## WHAT YOU SHOULD DO:
In the listing below, locate the lines that hold the string "ylabel". Copy those lines.

## EXTRACTED RECORDS:

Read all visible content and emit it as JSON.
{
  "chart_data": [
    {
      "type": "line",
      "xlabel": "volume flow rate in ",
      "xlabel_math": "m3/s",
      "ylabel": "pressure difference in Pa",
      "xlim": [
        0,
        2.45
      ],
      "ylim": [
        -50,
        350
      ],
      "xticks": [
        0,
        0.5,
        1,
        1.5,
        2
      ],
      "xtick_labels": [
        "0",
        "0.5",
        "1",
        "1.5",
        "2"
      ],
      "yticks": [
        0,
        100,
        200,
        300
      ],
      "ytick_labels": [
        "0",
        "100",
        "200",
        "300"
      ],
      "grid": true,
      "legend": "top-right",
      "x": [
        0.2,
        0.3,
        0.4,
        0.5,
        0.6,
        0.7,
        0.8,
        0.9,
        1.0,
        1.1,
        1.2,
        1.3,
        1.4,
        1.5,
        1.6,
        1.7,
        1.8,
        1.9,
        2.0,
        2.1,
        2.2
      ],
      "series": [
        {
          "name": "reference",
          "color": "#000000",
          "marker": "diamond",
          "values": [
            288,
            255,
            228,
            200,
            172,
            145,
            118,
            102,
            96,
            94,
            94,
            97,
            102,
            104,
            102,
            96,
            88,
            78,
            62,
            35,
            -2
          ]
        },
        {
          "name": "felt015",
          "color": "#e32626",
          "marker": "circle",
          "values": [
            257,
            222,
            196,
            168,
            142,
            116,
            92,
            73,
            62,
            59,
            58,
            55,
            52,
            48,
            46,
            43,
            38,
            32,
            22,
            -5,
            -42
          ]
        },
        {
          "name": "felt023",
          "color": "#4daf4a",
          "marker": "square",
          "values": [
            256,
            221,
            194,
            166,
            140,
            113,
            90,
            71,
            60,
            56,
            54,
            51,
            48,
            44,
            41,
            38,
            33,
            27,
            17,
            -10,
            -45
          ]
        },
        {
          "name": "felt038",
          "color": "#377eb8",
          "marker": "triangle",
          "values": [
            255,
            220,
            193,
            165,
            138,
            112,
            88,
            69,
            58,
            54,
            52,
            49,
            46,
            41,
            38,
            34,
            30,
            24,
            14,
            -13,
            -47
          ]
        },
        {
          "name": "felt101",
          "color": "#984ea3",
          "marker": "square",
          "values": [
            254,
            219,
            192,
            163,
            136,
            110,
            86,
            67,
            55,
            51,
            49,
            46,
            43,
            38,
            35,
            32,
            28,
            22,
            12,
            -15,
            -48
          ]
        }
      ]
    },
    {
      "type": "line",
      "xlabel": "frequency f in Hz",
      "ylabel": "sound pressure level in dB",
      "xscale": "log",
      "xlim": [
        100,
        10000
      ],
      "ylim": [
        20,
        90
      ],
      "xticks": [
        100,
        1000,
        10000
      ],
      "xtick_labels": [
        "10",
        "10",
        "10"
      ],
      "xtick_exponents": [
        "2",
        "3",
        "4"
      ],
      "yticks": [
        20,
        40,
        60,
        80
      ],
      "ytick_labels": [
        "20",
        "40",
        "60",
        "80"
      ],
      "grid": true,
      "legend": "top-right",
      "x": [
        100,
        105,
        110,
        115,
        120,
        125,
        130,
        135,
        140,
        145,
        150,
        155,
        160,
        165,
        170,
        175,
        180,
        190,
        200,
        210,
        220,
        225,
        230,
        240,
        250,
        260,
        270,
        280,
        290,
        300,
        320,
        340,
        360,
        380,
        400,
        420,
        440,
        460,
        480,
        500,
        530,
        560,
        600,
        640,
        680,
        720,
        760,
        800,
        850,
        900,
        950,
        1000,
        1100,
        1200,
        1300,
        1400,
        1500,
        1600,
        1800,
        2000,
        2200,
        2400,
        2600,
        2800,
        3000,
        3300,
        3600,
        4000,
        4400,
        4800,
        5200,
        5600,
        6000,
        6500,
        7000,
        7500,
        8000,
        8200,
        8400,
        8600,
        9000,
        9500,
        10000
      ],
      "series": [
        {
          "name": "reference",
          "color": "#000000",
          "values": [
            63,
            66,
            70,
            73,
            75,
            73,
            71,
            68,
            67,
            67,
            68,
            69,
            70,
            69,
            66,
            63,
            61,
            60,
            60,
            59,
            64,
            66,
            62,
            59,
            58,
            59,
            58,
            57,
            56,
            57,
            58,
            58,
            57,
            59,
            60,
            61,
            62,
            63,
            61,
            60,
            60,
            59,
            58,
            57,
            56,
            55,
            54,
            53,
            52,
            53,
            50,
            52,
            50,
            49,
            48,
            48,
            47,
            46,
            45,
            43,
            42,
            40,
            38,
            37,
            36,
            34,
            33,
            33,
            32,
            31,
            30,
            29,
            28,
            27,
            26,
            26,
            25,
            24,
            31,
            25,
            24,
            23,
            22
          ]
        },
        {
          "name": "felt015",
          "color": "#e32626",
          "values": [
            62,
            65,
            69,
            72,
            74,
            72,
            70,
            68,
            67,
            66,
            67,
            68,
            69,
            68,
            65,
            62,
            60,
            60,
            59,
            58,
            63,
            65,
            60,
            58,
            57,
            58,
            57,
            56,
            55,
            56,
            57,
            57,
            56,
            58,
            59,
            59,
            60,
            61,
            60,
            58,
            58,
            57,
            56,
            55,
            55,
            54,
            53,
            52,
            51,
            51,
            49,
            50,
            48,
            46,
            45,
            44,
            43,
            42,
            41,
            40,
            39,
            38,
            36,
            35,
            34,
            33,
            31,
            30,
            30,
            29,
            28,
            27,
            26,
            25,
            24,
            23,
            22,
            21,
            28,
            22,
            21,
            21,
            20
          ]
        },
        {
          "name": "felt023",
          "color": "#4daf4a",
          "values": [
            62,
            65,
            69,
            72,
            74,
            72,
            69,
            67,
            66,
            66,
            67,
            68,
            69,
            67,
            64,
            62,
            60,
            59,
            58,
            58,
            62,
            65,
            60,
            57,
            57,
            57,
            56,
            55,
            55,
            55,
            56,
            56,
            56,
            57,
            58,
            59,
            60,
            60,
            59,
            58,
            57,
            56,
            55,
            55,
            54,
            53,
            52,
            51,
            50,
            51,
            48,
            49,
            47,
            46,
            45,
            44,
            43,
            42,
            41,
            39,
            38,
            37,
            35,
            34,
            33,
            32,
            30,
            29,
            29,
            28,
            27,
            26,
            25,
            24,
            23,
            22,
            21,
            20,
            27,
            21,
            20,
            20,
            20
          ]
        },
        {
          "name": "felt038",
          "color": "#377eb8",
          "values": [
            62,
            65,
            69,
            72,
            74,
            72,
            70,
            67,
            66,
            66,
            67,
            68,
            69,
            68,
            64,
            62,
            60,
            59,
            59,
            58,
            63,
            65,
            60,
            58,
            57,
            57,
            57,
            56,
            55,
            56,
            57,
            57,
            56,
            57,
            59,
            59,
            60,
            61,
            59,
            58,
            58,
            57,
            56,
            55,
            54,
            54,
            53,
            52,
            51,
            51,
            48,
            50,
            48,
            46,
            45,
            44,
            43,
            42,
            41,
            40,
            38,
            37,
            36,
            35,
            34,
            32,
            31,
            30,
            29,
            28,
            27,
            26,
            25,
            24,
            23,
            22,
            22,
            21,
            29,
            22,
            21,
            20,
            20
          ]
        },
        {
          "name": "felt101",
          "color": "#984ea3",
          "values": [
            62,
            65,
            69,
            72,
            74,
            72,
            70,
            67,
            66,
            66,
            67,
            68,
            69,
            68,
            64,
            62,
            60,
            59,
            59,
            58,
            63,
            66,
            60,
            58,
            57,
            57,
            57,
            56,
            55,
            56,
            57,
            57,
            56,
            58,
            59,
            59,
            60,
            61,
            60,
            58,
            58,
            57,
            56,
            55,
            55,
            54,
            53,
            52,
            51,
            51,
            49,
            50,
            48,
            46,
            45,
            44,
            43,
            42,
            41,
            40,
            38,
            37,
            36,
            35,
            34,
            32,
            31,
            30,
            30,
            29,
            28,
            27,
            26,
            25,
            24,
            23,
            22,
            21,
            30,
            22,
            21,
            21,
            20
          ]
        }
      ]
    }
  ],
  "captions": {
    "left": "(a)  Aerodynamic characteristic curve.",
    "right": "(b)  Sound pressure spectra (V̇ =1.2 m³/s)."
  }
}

## THE ANSWER:
      "ylabel": "pressure difference in Pa",
      "ylabel": "sound pressure level in dB",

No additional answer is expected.